(Saved data entries)

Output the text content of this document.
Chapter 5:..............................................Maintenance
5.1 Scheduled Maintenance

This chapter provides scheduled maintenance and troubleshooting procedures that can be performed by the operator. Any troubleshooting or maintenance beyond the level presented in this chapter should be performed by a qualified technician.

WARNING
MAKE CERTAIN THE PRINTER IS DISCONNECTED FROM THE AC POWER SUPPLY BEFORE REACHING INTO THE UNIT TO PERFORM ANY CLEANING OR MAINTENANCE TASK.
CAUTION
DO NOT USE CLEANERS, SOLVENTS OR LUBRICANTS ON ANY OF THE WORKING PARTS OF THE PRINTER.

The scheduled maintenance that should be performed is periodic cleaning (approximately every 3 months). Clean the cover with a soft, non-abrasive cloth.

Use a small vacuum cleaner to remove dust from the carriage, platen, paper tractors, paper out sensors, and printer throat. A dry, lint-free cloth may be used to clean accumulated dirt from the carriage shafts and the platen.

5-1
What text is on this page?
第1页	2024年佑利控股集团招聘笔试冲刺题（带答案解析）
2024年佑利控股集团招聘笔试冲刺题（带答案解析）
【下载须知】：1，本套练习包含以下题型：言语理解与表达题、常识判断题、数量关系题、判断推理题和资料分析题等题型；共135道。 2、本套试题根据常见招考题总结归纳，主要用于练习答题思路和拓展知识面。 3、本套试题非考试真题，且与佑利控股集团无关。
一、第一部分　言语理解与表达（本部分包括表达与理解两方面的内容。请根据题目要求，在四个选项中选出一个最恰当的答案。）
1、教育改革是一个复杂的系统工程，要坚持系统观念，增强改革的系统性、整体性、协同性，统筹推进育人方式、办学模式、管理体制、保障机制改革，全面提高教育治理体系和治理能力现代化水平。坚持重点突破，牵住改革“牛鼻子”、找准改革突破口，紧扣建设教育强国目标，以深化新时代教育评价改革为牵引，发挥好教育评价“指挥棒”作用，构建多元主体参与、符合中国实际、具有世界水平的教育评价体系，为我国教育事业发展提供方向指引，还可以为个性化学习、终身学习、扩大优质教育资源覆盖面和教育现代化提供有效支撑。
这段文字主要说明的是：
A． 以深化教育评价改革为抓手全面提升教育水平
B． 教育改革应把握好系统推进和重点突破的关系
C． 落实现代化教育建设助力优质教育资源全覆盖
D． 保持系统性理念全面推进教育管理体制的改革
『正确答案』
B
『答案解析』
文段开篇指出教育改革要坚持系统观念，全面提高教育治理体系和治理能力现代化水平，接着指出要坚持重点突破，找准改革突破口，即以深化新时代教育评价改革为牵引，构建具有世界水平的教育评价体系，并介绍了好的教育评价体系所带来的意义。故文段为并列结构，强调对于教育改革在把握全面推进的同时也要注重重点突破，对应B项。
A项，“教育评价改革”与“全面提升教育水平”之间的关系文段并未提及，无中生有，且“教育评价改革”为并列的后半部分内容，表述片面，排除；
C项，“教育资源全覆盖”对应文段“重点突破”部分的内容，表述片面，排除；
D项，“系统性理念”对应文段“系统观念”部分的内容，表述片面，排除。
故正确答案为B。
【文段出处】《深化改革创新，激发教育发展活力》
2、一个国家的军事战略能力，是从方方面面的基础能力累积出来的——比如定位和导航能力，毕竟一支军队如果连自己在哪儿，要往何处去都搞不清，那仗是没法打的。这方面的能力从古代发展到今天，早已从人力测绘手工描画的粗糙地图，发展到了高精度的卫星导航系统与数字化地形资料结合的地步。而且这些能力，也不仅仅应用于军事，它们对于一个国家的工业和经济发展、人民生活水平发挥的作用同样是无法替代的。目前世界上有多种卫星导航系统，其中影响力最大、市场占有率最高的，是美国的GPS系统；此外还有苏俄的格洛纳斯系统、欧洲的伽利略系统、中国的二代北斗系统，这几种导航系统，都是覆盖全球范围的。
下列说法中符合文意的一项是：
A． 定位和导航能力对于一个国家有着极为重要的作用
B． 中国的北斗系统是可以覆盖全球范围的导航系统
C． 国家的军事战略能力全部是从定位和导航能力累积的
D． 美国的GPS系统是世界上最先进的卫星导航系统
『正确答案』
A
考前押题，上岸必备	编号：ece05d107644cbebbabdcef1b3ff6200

[Task] Each line of the listing should be echoed back exactly.

[Task output]
Output the text content of this document.
Chapter 5:..............................................Maintenance
5.1 Scheduled Maintenance

This chapter provides scheduled maintenance and troubleshooting procedures that can be performed by the operator. Any troubleshooting or maintenance beyond the level presented in this chapter should be performed by a qualified technician.

WARNING
MAKE CERTAIN THE PRINTER IS DISCONNECTED FROM THE AC POWER SUPPLY BEFORE REACHING INTO THE UNIT TO PERFORM ANY CLEANING OR MAINTENANCE TASK.
CAUTION
DO NOT USE CLEANERS, SOLVENTS OR LUBRICANTS ON ANY OF THE WORKING PARTS OF THE PRINTER.

The scheduled maintenance that should be performed is periodic cleaning (approximately every 3 months). Clean the cover with a soft, non-abrasive cloth.

Use a small vacuum cleaner to remove dust from the carriage, platen, paper tractors, paper out sensors, and printer throat. A dry, lint-free cloth may be used to clean accumulated dirt from the carriage shafts and the platen.

5-1
What text is on this page?
第1页	2024年佑利控股集团招聘笔试冲刺题（带答案解析）
2024年佑利控股集团招聘笔试冲刺题（带答案解析）
【下载须知】：1，本套练习包含以下题型：言语理解与表达题、常识判断题、数量关系题、判断推理题和资料分析题等题型；共135道。 2、本套试题根据常见招考题总结归纳，主要用于练习答题思路和拓展知识面。 3、本套试题非考试真题，且与佑利控股集团无关。
一、第一部分　言语理解与表达（本部分包括表达与理解两方面的内容。请根据题目要求，在四个选项中选出一个最恰当的答案。）
1、教育改革是一个复杂的系统工程，要坚持系统观念，增强改革的系统性、整体性、协同性，统筹推进育人方式、办学模式、管理体制、保障机制改革，全面提高教育治理体系和治理能力现代化水平。坚持重点突破，牵住改革“牛鼻子”、找准改革突破口，紧扣建设教育强国目标，以深化新时代教育评价改革为牵引，发挥好教育评价“指挥棒”作用，构建多元主体参与、符合中国实际、具有世界水平的教育评价体系，为我国教育事业发展提供方向指引，还可以为个性化学习、终身学习、扩大优质教育资源覆盖面和教育现代化提供有效支撑。
这段文字主要说明的是：
A． 以深化教育评价改革为抓手全面提升教育水平
B． 教育改革应把握好系统推进和重点突破的关系
C． 落实现代化教育建设助力优质教育资源全覆盖
D． 保持系统性理念全面推进教育管理体制的改革
『正确答案』
B
『答案解析』
文段开篇指出教育改革要坚持系统观念，全面提高教育治理体系和治理能力现代化水平，接着指出要坚持重点突破，找准改革突破口，即以深化新时代教育评价改革为牵引，构建具有世界水平的教育评价体系，并介绍了好的教育评价体系所带来的意义。故文段为并列结构，强调对于教育改革在把握全面推进的同时也要注重重点突破，对应B项。
A项，“教育评价改革”与“全面提升教育水平”之间的关系文段并未提及，无中生有，且“教育评价改革”为并列的后半部分内容，表述片面，排除；
C项，“教育资源全覆盖”对应文段“重点突破”部分的内容，表述片面，排除；
D项，“系统性理念”对应文段“系统观念”部分的内容，表述片面，排除。
故正确答案为B。
【文段出处】《深化改革创新，激发教育发展活力》
2、一个国家的军事战略能力，是从方方面面的基础能力累积出来的——比如定位和导航能力，毕竟一支军队如果连自己在哪儿，要往何处去都搞不清，那仗是没法打的。这方面的能力从古代发展到今天，早已从人力测绘手工描画的粗糙地图，发展到了高精度的卫星导航系统与数字化地形资料结合的地步。而且这些能力，也不仅仅应用于军事，它们对于一个国家的工业和经济发展、人民生活水平发挥的作用同样是无法替代的。目前世界上有多种卫星导航系统，其中影响力最大、市场占有率最高的，是美国的GPS系统；此外还有苏俄的格洛纳斯系统、欧洲的伽利略系统、中国的二代北斗系统，这几种导航系统，都是覆盖全球范围的。
下列说法中符合文意的一项是：
A． 定位和导航能力对于一个国家有着极为重要的作用
B． 中国的北斗系统是可以覆盖全球范围的导航系统
C． 国家的军事战略能力全部是从定位和导航能力累积的
D． 美国的GPS系统是世界上最先进的卫星导航系统
『正确答案』
A
考前押题，上岸必备	编号：ece05d107644cbebbabdcef1b3ff6200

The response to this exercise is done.